- [Provided data]

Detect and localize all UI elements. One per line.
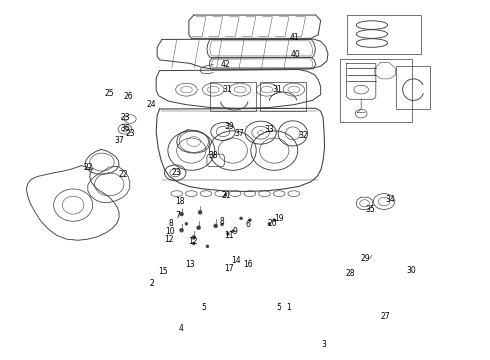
- Ellipse shape: [220, 223, 223, 226]
- Ellipse shape: [185, 222, 188, 225]
- Ellipse shape: [214, 224, 218, 228]
- Ellipse shape: [198, 210, 202, 214]
- Ellipse shape: [240, 217, 243, 220]
- Text: 38: 38: [208, 152, 218, 161]
- Text: 37: 37: [234, 129, 244, 138]
- Text: 23: 23: [120, 113, 130, 122]
- Text: 37: 37: [114, 136, 124, 145]
- Text: 12: 12: [188, 237, 197, 246]
- Text: 27: 27: [381, 312, 391, 321]
- Text: 32: 32: [299, 131, 308, 140]
- Text: 23: 23: [125, 129, 135, 138]
- Text: 8: 8: [169, 219, 173, 228]
- Text: 25: 25: [104, 89, 114, 98]
- Ellipse shape: [196, 226, 200, 230]
- Text: 41: 41: [290, 33, 299, 42]
- Text: 31: 31: [272, 85, 282, 94]
- Text: 2: 2: [150, 279, 155, 288]
- Text: 3: 3: [321, 340, 326, 349]
- Bar: [346, 15, 421, 54]
- Text: 35: 35: [366, 204, 375, 213]
- Ellipse shape: [179, 228, 184, 232]
- Text: 39: 39: [224, 122, 234, 131]
- Bar: [260, 82, 306, 111]
- Ellipse shape: [192, 242, 195, 245]
- Bar: [210, 82, 256, 111]
- Ellipse shape: [273, 219, 276, 222]
- Bar: [396, 66, 431, 109]
- Text: 19: 19: [274, 214, 284, 223]
- Text: 29: 29: [361, 254, 370, 263]
- Text: 21: 21: [221, 190, 231, 199]
- Text: 7: 7: [175, 211, 180, 220]
- Text: 16: 16: [243, 261, 253, 270]
- Text: 23: 23: [172, 168, 181, 177]
- Ellipse shape: [248, 219, 251, 222]
- Text: 11: 11: [224, 231, 234, 240]
- Text: 4: 4: [179, 324, 184, 333]
- Text: 6: 6: [246, 220, 251, 229]
- Text: 30: 30: [406, 266, 416, 275]
- Text: 22: 22: [83, 163, 93, 172]
- Ellipse shape: [231, 230, 234, 233]
- Text: 9: 9: [233, 227, 238, 236]
- Text: 33: 33: [265, 125, 274, 134]
- Ellipse shape: [179, 212, 184, 216]
- Text: 22: 22: [119, 170, 128, 179]
- Text: 1: 1: [287, 303, 291, 312]
- Text: 12: 12: [165, 235, 174, 244]
- Text: 5: 5: [201, 303, 206, 312]
- Ellipse shape: [224, 194, 227, 197]
- Text: 8: 8: [219, 217, 224, 226]
- Text: 36: 36: [120, 123, 130, 132]
- Text: 24: 24: [147, 100, 156, 109]
- Text: 13: 13: [185, 260, 195, 269]
- Text: 5: 5: [277, 303, 282, 312]
- Text: 31: 31: [222, 85, 232, 94]
- Text: 14: 14: [231, 256, 241, 265]
- Text: 28: 28: [345, 269, 355, 278]
- Ellipse shape: [206, 245, 209, 248]
- Text: 20: 20: [267, 219, 277, 228]
- Ellipse shape: [226, 232, 229, 235]
- Text: 17: 17: [224, 265, 234, 274]
- Text: 10: 10: [166, 227, 175, 236]
- Ellipse shape: [268, 222, 271, 225]
- Text: 15: 15: [159, 267, 168, 276]
- Text: 42: 42: [220, 60, 230, 69]
- Text: 26: 26: [123, 92, 133, 101]
- Text: 18: 18: [175, 197, 185, 206]
- Ellipse shape: [192, 235, 196, 239]
- Text: 40: 40: [291, 50, 301, 59]
- Bar: [340, 59, 413, 122]
- Text: 34: 34: [386, 195, 395, 204]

- [Aim of the exercise] Rewrite every line of the data above as a numbered list, omitting blank lines and leaving out the picture.

- [Task output]
1. Detect and localize all UI elements. One per line.
2. - Ellipse shape: [220, 223, 223, 226]
3. - Ellipse shape: [185, 222, 188, 225]
4. - Ellipse shape: [214, 224, 218, 228]
5. - Ellipse shape: [198, 210, 202, 214]
6. - Ellipse shape: [240, 217, 243, 220]
7. - Text: 38: 38: [208, 152, 218, 161]
8. - Text: 37: 37: [234, 129, 244, 138]
9. - Text: 23: 23: [120, 113, 130, 122]
10. - Text: 37: 37: [114, 136, 124, 145]
11. - Text: 12: 12: [188, 237, 197, 246]
12. - Text: 27: 27: [381, 312, 391, 321]
13. - Text: 32: 32: [299, 131, 308, 140]
14. - Text: 23: 23: [125, 129, 135, 138]
15. - Text: 8: 8: [169, 219, 173, 228]
16. - Text: 25: 25: [104, 89, 114, 98]
17. - Ellipse shape: [196, 226, 200, 230]
18. - Text: 41: 41: [290, 33, 299, 42]
19. - Text: 31: 31: [272, 85, 282, 94]
20. - Text: 2: 2: [150, 279, 155, 288]
21. - Text: 3: 3: [321, 340, 326, 349]
22. - Bar: [346, 15, 421, 54]
23. - Text: 35: 35: [366, 204, 375, 213]
24. - Ellipse shape: [179, 228, 184, 232]
25. - Text: 39: 39: [224, 122, 234, 131]
26. - Bar: [260, 82, 306, 111]
27. - Ellipse shape: [192, 242, 195, 245]
28. - Bar: [210, 82, 256, 111]
29. - Ellipse shape: [273, 219, 276, 222]
30. - Bar: [396, 66, 431, 109]
31. - Text: 19: 19: [274, 214, 284, 223]
32. - Text: 29: 29: [361, 254, 370, 263]
33. - Text: 21: 21: [221, 190, 231, 199]
34. - Text: 7: 7: [175, 211, 180, 220]
35. - Text: 16: 16: [243, 261, 253, 270]
36. - Text: 23: 23: [172, 168, 181, 177]
37. - Ellipse shape: [248, 219, 251, 222]
38. - Text: 11: 11: [224, 231, 234, 240]
39. - Text: 4: 4: [179, 324, 184, 333]
40. - Text: 6: 6: [246, 220, 251, 229]
41. - Text: 30: 30: [406, 266, 416, 275]
42. - Text: 22: 22: [83, 163, 93, 172]
43. - Ellipse shape: [231, 230, 234, 233]
44. - Text: 9: 9: [233, 227, 238, 236]
45. - Text: 33: 33: [265, 125, 274, 134]
46. - Ellipse shape: [179, 212, 184, 216]
47. - Text: 22: 22: [119, 170, 128, 179]
48. - Text: 1: 1: [287, 303, 291, 312]
49. - Text: 12: 12: [165, 235, 174, 244]
50. - Text: 5: 5: [201, 303, 206, 312]
51. - Ellipse shape: [224, 194, 227, 197]
52. - Text: 8: 8: [219, 217, 224, 226]
53. - Text: 36: 36: [120, 123, 130, 132]
54. - Text: 24: 24: [147, 100, 156, 109]
55. - Text: 13: 13: [185, 260, 195, 269]
56. - Text: 5: 5: [277, 303, 282, 312]
57. - Text: 31: 31: [222, 85, 232, 94]
58. - Text: 14: 14: [231, 256, 241, 265]
59. - Text: 28: 28: [345, 269, 355, 278]
60. - Ellipse shape: [206, 245, 209, 248]
61. - Text: 20: 20: [267, 219, 277, 228]
62. - Ellipse shape: [226, 232, 229, 235]
63. - Text: 17: 17: [224, 265, 234, 274]
64. - Text: 10: 10: [166, 227, 175, 236]
65. - Ellipse shape: [268, 222, 271, 225]
66. - Text: 15: 15: [159, 267, 168, 276]
67. - Text: 42: 42: [220, 60, 230, 69]
68. - Text: 26: 26: [123, 92, 133, 101]
69. - Text: 18: 18: [175, 197, 185, 206]
70. - Ellipse shape: [192, 235, 196, 239]
71. - Text: 40: 40: [291, 50, 301, 59]
72. - Bar: [340, 59, 413, 122]
73. - Text: 34: 34: [386, 195, 395, 204]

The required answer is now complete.